» Objective
Pick out every line in the data below that holds "frac".

» Data records
********************
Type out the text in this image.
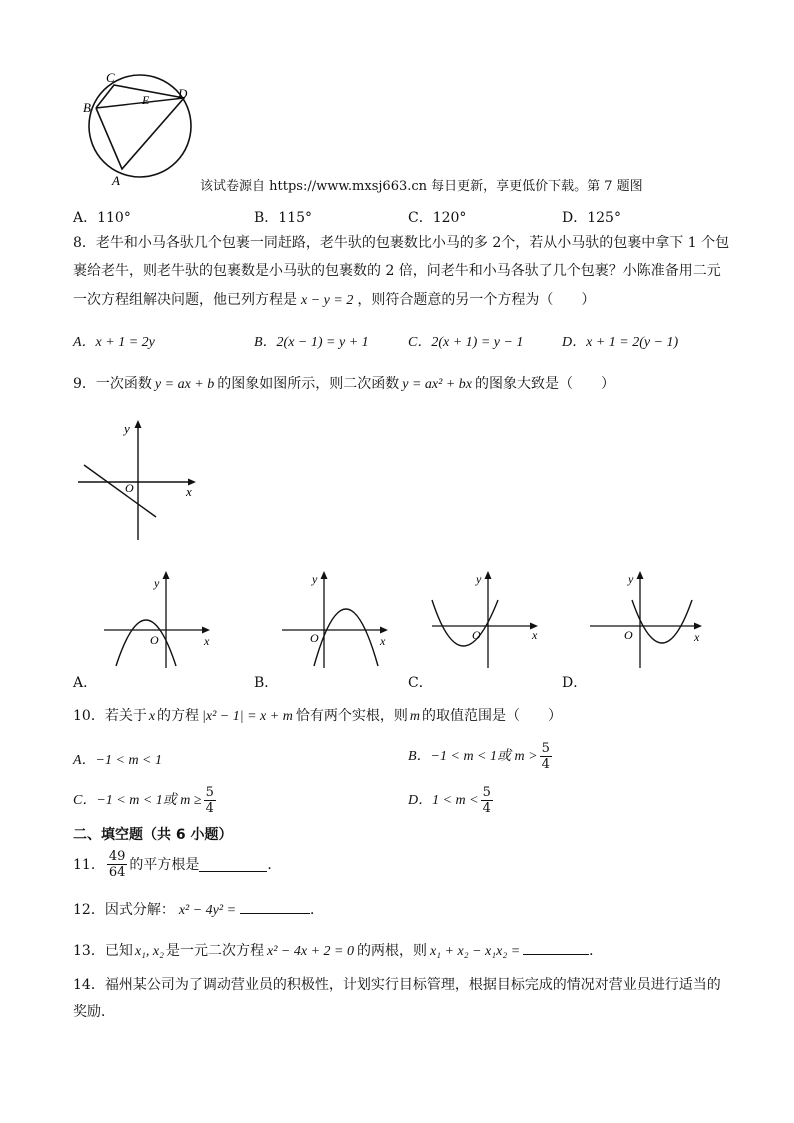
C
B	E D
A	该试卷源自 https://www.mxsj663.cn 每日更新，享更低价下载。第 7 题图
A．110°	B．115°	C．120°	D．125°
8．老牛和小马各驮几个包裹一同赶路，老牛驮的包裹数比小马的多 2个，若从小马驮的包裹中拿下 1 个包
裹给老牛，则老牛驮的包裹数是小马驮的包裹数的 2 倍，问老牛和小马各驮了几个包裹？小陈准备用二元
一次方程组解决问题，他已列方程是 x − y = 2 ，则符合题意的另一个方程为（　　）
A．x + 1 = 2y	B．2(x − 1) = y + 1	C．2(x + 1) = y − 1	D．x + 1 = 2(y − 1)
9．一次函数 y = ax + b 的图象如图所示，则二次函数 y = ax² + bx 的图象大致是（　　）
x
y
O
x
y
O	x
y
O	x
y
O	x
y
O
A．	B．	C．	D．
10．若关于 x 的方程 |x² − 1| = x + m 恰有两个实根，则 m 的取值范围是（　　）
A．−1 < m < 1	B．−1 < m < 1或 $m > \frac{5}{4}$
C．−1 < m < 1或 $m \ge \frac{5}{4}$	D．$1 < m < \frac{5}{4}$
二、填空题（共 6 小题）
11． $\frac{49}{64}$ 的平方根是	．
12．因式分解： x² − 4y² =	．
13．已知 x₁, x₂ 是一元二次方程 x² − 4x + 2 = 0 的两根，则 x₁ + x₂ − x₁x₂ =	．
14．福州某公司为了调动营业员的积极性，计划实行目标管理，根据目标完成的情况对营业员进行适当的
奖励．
********************
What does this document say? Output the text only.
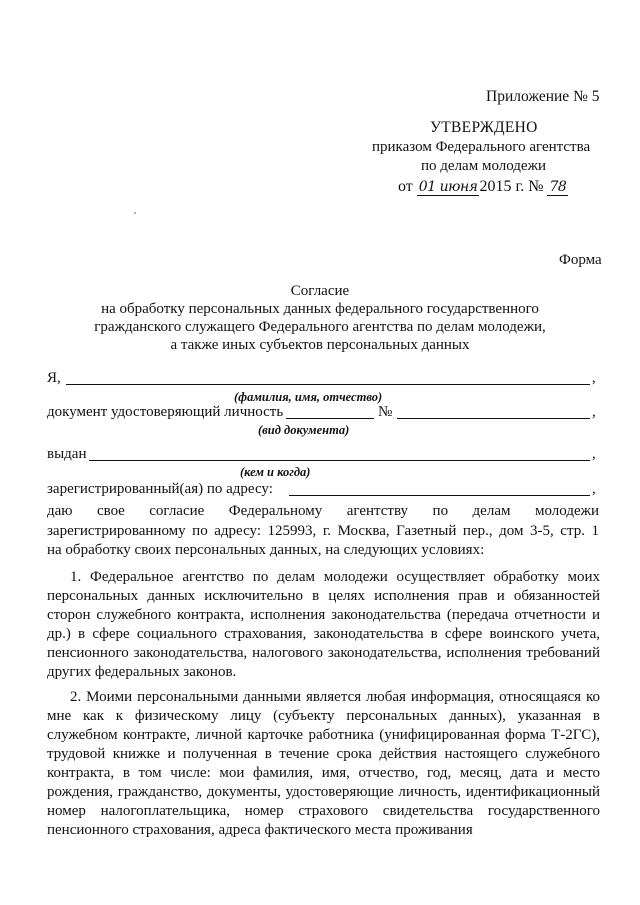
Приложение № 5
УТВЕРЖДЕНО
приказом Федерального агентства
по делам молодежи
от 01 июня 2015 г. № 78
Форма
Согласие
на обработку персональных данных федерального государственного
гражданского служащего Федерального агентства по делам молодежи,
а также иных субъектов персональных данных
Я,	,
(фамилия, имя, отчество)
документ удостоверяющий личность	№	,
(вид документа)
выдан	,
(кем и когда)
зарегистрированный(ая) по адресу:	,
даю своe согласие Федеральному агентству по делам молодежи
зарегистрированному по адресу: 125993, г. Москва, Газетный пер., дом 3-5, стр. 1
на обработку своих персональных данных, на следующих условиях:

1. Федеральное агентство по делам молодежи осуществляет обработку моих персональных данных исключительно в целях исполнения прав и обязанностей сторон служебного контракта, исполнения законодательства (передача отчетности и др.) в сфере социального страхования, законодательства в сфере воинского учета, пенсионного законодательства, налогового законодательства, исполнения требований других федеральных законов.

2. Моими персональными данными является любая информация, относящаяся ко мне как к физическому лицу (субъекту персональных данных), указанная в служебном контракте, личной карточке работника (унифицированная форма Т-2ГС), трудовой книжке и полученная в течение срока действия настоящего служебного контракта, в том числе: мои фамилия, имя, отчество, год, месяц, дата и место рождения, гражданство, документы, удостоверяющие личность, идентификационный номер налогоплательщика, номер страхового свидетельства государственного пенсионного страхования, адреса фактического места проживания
********************
» Task response
A．−1 < m < 1	B．−1 < m < 1或 $m > \frac{5}{4}$
C．−1 < m < 1或 $m \ge \frac{5}{4}$	D．$1 < m < \frac{5}{4}$
11． $\frac{49}{64}$ 的平方根是	．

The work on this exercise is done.